WORK REQUIRED – Search the material below for the word "ادخل" and copy every line in which it occurs.

TASK MATERIAL –
· · · ·

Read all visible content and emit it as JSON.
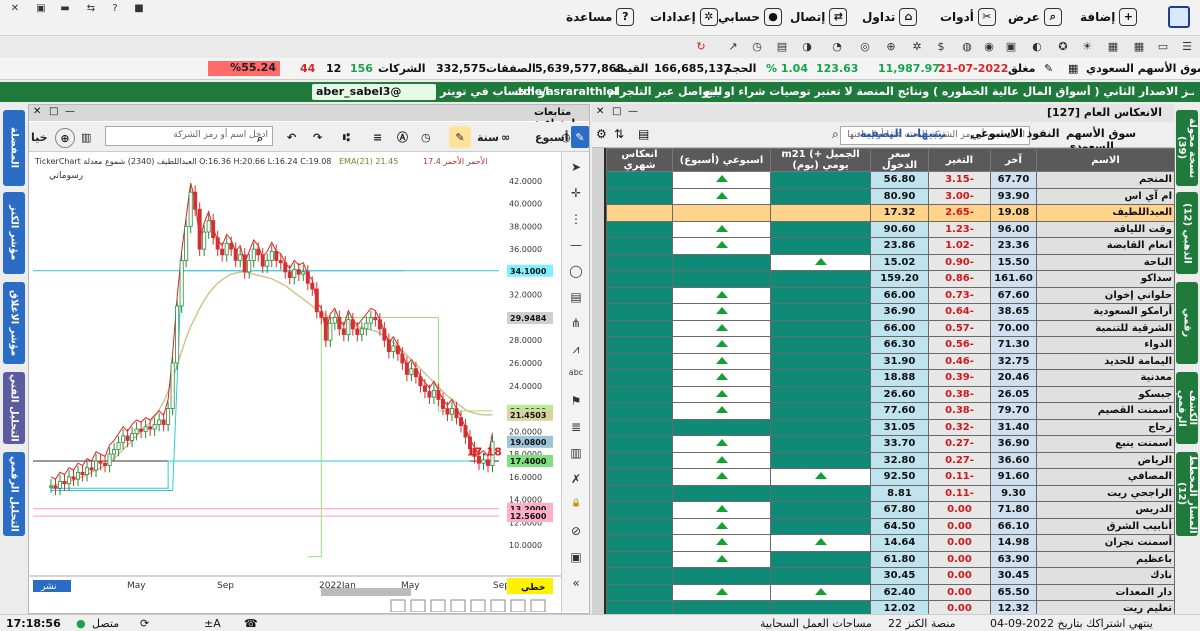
{
  "menu": {
    "items": [
      {
        "key": "add",
        "label": "إضافة",
        "icon": "add-icon",
        "x": 1080
      },
      {
        "key": "view",
        "label": "عرض",
        "icon": "view-icon",
        "x": 1008
      },
      {
        "key": "tools",
        "label": "أدوات",
        "icon": "tools-icon",
        "x": 940
      },
      {
        "key": "trade",
        "label": "تداول",
        "icon": "cart-icon",
        "x": 862
      },
      {
        "key": "connect",
        "label": "إتصال",
        "icon": "connect-icon",
        "x": 790
      },
      {
        "key": "account",
        "label": "حسابي",
        "icon": "user-icon",
        "x": 718
      },
      {
        "key": "settings",
        "label": "إعدادات",
        "icon": "gear-icon",
        "x": 650
      },
      {
        "key": "help",
        "label": "مساعدة",
        "icon": "help-icon",
        "x": 566
      }
    ]
  },
  "stats": {
    "market": "سوق الأسهم السعودي",
    "status": "مغلق",
    "date": "21-07-2022",
    "index": "11,987.97",
    "change": "123.63",
    "change_pct": "% 1.04",
    "volume_label": "الحجم",
    "volume": "166,685,137",
    "value_label": "القيمة",
    "value": "5,639,577,868",
    "deals_label": "الصفقات",
    "deals": "332,575",
    "companies_label": "الشركات",
    "up_count": "156",
    "flat_count": "12",
    "down_count": "44",
    "breadth_pct": "%55.24",
    "colors": {
      "up": "#16a34a",
      "down": "#dc2626",
      "breadth": "#ff6b6b"
    }
  },
  "ticker": {
    "news": "مـنـصـة الـكـنـز الاصدار الثاني ( أسواق المال عالية الخطوره ) ونتائج المنصة لا تعتبر توصيات شراء او بيع",
    "telegram_label": "للتواصل عبر التلجرام",
    "telegram": "tme/asraralthlel",
    "twitter_label": "او الحساب في تويتر",
    "twitter": "aber_sabel3@"
  },
  "left_tabs": [
    {
      "label": "المفضلة",
      "color": "#2b6cc4"
    },
    {
      "label": "مؤشر الكنز",
      "color": "#2b6cc4"
    },
    {
      "label": "مؤشر الاغلاق",
      "color": "#2b6cc4"
    },
    {
      "label": "التحليل الفني",
      "color": "#5b5ba0"
    },
    {
      "label": "التحليل الرقمي",
      "color": "#2b6cc4"
    }
  ],
  "right_tabs": [
    {
      "label": "نسخة محولة (39)",
      "color": "#1f7a3c"
    },
    {
      "label": "الذهبي (12)",
      "color": "#1f7a3c"
    },
    {
      "label": "رقمي",
      "color": "#1f7a3c"
    },
    {
      "label": "الكشف الرقمي",
      "color": "#1f7a3c"
    },
    {
      "label": "المسار المخطط (12)",
      "color": "#1f7a3c"
    }
  ],
  "chart_panel": {
    "title": "متابعات احترافية",
    "period": "أسبوع",
    "range": "سنة",
    "search_placeholder": "ادخل اسم أو رمز الشركة",
    "ohlc": "TickerChart العبداللطيف (2340) شموع معدلة O:16.36 H:20.66 L:16.24 C:19.08",
    "ema": "EMA(21) 21.45",
    "legend_extra": "الأحمر الأحمر 17.4",
    "draw_label": "رسوماتي",
    "share_label": "نشر",
    "indicator_label": "خطي",
    "last_price": "17.18"
  },
  "chart_data": {
    "type": "candlestick",
    "title": "",
    "x_ticks": [
      "May",
      "Sep",
      "2022Jan",
      "May",
      "Sep"
    ],
    "y_ticks": [
      10,
      12,
      14,
      16,
      18,
      20,
      22,
      24,
      26,
      28,
      30,
      32,
      34,
      36,
      38,
      40,
      42
    ],
    "ylim": [
      8,
      44
    ],
    "price_tags": [
      {
        "value": "34.1000",
        "color": "#7ff0ff"
      },
      {
        "value": "29.9484",
        "color": "#cfcfcf"
      },
      {
        "value": "21.8000",
        "color": "#b4f08c"
      },
      {
        "value": "21.4503",
        "color": "#d8d4a0"
      },
      {
        "value": "19.0800",
        "color": "#9fc3d7"
      },
      {
        "value": "17.4000",
        "color": "#7ee07e"
      },
      {
        "value": "13.2000",
        "color": "#ffb0c8"
      },
      {
        "value": "12.5600",
        "color": "#ffb0c8"
      }
    ],
    "closes": [
      15.2,
      15.0,
      15.6,
      15.4,
      16.0,
      15.8,
      16.4,
      16.2,
      16.8,
      16.6,
      17.4,
      17.2,
      17.0,
      18.0,
      18.4,
      19.0,
      19.6,
      19.2,
      19.8,
      20.2,
      20.0,
      20.4,
      20.2,
      20.6,
      21.0,
      20.6,
      22.0,
      26.0,
      31.0,
      35.0,
      38.0,
      41.0,
      39.5,
      36.0,
      37.5,
      38.5,
      37.0,
      36.0,
      35.5,
      36.5,
      36.0,
      35.0,
      35.5,
      34.0,
      35.0,
      36.0,
      35.5,
      34.5,
      35.0,
      35.8,
      35.0,
      34.8,
      34.0,
      33.5,
      34.2,
      33.8,
      34.0,
      33.0,
      32.5,
      30.5,
      30.0,
      28.0,
      29.5,
      30.0,
      29.0,
      28.5,
      29.8,
      29.0,
      28.5,
      29.0,
      29.5,
      30.0,
      29.8,
      29.0,
      28.0,
      27.0,
      27.5,
      26.8,
      26.0,
      25.0,
      25.5,
      24.8,
      24.0,
      23.5,
      23.0,
      23.6,
      22.8,
      22.0,
      21.5,
      22.0,
      21.2,
      20.5,
      19.5,
      18.5,
      17.8,
      17.2,
      17.5,
      17.0,
      19.08
    ],
    "ema": [
      15.2,
      15.3,
      15.4,
      15.5,
      15.6,
      15.7,
      15.9,
      16.0,
      16.2,
      16.4,
      16.6,
      16.8,
      17.0,
      17.3,
      17.6,
      18.0,
      18.4,
      18.8,
      19.2,
      19.6,
      20.0,
      20.4,
      20.8,
      21.3,
      21.9,
      22.6,
      23.5,
      24.6,
      25.8,
      27.0,
      28.2,
      29.2,
      30.0,
      30.8,
      31.5,
      32.1,
      32.6,
      33.0,
      33.3,
      33.6,
      33.8,
      33.9,
      34.0,
      34.0,
      33.9,
      33.8,
      33.7,
      33.6,
      33.5,
      33.4,
      33.2,
      33.0,
      32.8,
      32.5,
      32.2,
      31.9,
      31.6,
      31.3,
      31.0,
      30.7,
      30.4,
      30.2,
      30.0,
      29.8,
      29.6,
      29.5,
      29.4,
      29.3,
      29.2,
      29.1,
      29.0,
      28.9,
      28.8,
      28.6,
      28.4,
      28.1,
      27.8,
      27.5,
      27.1,
      26.7,
      26.3,
      25.9,
      25.5,
      25.1,
      24.7,
      24.3,
      23.9,
      23.5,
      23.1,
      22.8,
      22.5,
      22.2,
      21.9,
      21.7,
      21.6,
      21.5,
      21.45,
      21.45,
      21.45
    ]
  },
  "table_panel": {
    "title": "الانعكاس العام [127]",
    "market_filter": "سوق الأسهم السعودي",
    "filter_label": "النفوذ الاسبوعي",
    "alerts_label": "تنبيهات التصفية",
    "search_placeholder": "ادخل اسم أو رمز الشركة للبحث عنها أو إضافتها",
    "columns": [
      "الاسم",
      "آخر",
      "التغير",
      "سعر الدخول",
      "m21 (+ الجميل يومي (يوم)",
      "اسبوعي (أسبوع)",
      "انعكاس شهري"
    ],
    "rows": [
      {
        "name": "المنجم",
        "last": "67.70",
        "chg": "3.15-",
        "entry": "56.80",
        "d": 0,
        "w": 1
      },
      {
        "name": "ام آي اس",
        "last": "93.90",
        "chg": "3.00-",
        "entry": "80.90",
        "d": 0,
        "w": 1
      },
      {
        "name": "العبداللطيف",
        "last": "19.08",
        "chg": "2.65-",
        "entry": "17.32",
        "d": 0,
        "w": 0,
        "sel": true
      },
      {
        "name": "وقت اللياقة",
        "last": "96.00",
        "chg": "1.23-",
        "entry": "90.60",
        "d": 0,
        "w": 1
      },
      {
        "name": "انعام القابضة",
        "last": "23.36",
        "chg": "1.02-",
        "entry": "23.86",
        "d": 0,
        "w": 1
      },
      {
        "name": "الباحة",
        "last": "15.50",
        "chg": "0.90-",
        "entry": "15.02",
        "d": 1,
        "w": 0
      },
      {
        "name": "سداكو",
        "last": "161.60",
        "chg": "0.86-",
        "entry": "159.20",
        "d": 0,
        "w": 0
      },
      {
        "name": "حلواني إخوان",
        "last": "67.60",
        "chg": "0.73-",
        "entry": "66.00",
        "d": 0,
        "w": 1
      },
      {
        "name": "أرامكو السعودية",
        "last": "38.65",
        "chg": "0.64-",
        "entry": "36.90",
        "d": 0,
        "w": 1
      },
      {
        "name": "الشرقية للتنمية",
        "last": "70.00",
        "chg": "0.57-",
        "entry": "66.00",
        "d": 0,
        "w": 1
      },
      {
        "name": "الدواء",
        "last": "71.30",
        "chg": "0.56-",
        "entry": "66.30",
        "d": 0,
        "w": 1
      },
      {
        "name": "اليمامة للحديد",
        "last": "32.75",
        "chg": "0.46-",
        "entry": "31.90",
        "d": 0,
        "w": 1
      },
      {
        "name": "معدنية",
        "last": "20.46",
        "chg": "0.39-",
        "entry": "18.88",
        "d": 0,
        "w": 1
      },
      {
        "name": "جبسكو",
        "last": "26.05",
        "chg": "0.38-",
        "entry": "26.60",
        "d": 0,
        "w": 1
      },
      {
        "name": "اسمنت القصيم",
        "last": "79.70",
        "chg": "0.38-",
        "entry": "77.60",
        "d": 0,
        "w": 1
      },
      {
        "name": "زجاج",
        "last": "31.40",
        "chg": "0.32-",
        "entry": "31.05",
        "d": 0,
        "w": 0
      },
      {
        "name": "اسمنت ينبع",
        "last": "36.90",
        "chg": "0.27-",
        "entry": "33.70",
        "d": 0,
        "w": 1
      },
      {
        "name": "الرياض",
        "last": "36.60",
        "chg": "0.27-",
        "entry": "32.80",
        "d": 0,
        "w": 1
      },
      {
        "name": "المصافي",
        "last": "91.60",
        "chg": "0.11-",
        "entry": "92.50",
        "d": 1,
        "w": 1
      },
      {
        "name": "الراجحي ريت",
        "last": "9.30",
        "chg": "0.11-",
        "entry": "8.81",
        "d": 0,
        "w": 0
      },
      {
        "name": "الدريس",
        "last": "71.80",
        "chg": "0.00",
        "entry": "67.80",
        "d": 0,
        "w": 1
      },
      {
        "name": "أنابيب الشرق",
        "last": "66.10",
        "chg": "0.00",
        "entry": "64.50",
        "d": 0,
        "w": 1
      },
      {
        "name": "أسمنت نجران",
        "last": "14.98",
        "chg": "0.00",
        "entry": "14.64",
        "d": 1,
        "w": 1
      },
      {
        "name": "باعظيم",
        "last": "63.90",
        "chg": "0.00",
        "entry": "61.80",
        "d": 0,
        "w": 1
      },
      {
        "name": "نادك",
        "last": "30.45",
        "chg": "0.00",
        "entry": "30.45",
        "d": 0,
        "w": 0
      },
      {
        "name": "دار المعدات",
        "last": "65.50",
        "chg": "0.00",
        "entry": "62.40",
        "d": 1,
        "w": 1
      },
      {
        "name": "تعليم ريت",
        "last": "12.32",
        "chg": "0.00",
        "entry": "12.02",
        "d": 0,
        "w": 0
      }
    ]
  },
  "statusbar": {
    "time": "17:18:56",
    "connected": "متصل",
    "workspace": "مساحات العمل السحابية",
    "platform": "منصة الكنز 22",
    "subscription": "ينتهي اشتراكك بتاريخ 2022-09-04"
  }
}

· · · ·

TASK RESULT –
    "search_placeholder": "ادخل اسم أو رمز الشركة",
    "search_placeholder": "ادخل اسم أو رمز الشركة للبحث عنها أو إضافتها",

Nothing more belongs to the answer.